*Set exercise:* Pick out every line of the items that contains the string "feeder", treating uppercase and lowercase as different.

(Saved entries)

***

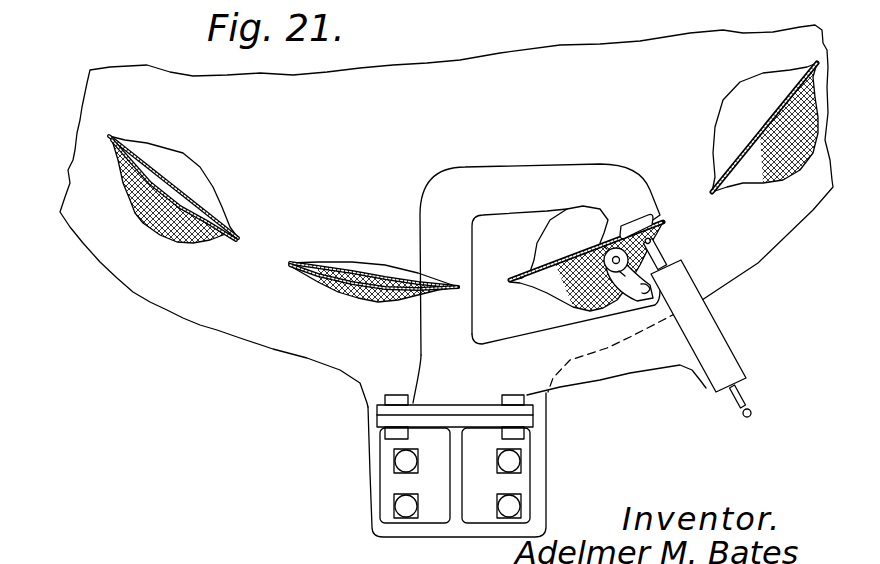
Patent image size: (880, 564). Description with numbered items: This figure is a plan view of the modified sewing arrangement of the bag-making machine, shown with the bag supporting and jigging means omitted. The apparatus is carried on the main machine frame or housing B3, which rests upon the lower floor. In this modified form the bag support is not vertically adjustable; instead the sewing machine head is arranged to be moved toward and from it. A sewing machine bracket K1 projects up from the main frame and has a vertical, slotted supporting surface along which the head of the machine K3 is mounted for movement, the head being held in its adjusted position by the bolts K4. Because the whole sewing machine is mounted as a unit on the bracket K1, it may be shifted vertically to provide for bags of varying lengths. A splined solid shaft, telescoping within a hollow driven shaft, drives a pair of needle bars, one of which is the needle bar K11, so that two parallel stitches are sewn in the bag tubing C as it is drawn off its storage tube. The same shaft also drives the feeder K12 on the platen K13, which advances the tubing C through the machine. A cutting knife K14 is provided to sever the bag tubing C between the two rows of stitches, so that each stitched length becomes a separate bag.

The main machine frame or housing B3 is at (210, 313).
The bag tubing C is at (240, 238).
The sewing machine bracket K1 is at (385, 422).
The head of the machine K3 is at (645, 363).
The bolts K4 is at (393, 395).
The needle bar K11 is at (662, 255).
The feeder K12 is at (642, 210).
The platen K13 is at (620, 200).
The cutting knife K14 is at (613, 273).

***

*Problem solution:*
Patent image size: (880, 564). Description with numbered items: This figure is a plan view of the modified sewing arrangement of the bag-making machine, shown with the bag supporting and jigging means omitted. The apparatus is carried on the main machine frame or housing B3, which rests upon the lower floor. In this modified form the bag support is not vertically adjustable; instead the sewing machine head is arranged to be moved toward and from it. A sewing machine bracket K1 projects up from the main frame and has a vertical, slotted supporting surface along which the head of the machine K3 is mounted for movement, the head being held in its adjusted position by the bolts K4. Because the whole sewing machine is mounted as a unit on the bracket K1, it may be shifted vertically to provide for bags of varying lengths. A splined solid shaft, telescoping within a hollow driven shaft, drives a pair of needle bars, one of which is the needle bar K11, so that two parallel stitches are sewn in the bag tubing C as it is drawn off its storage tube. The same shaft also drives the feeder K12 on the platen K13, which advances the tubing C through the machine. A cutting knife K14 is provided to sever the bag tubing C between the two rows of stitches, so that each stitched length becomes a separate bag.
The feeder K12 is at (642, 210).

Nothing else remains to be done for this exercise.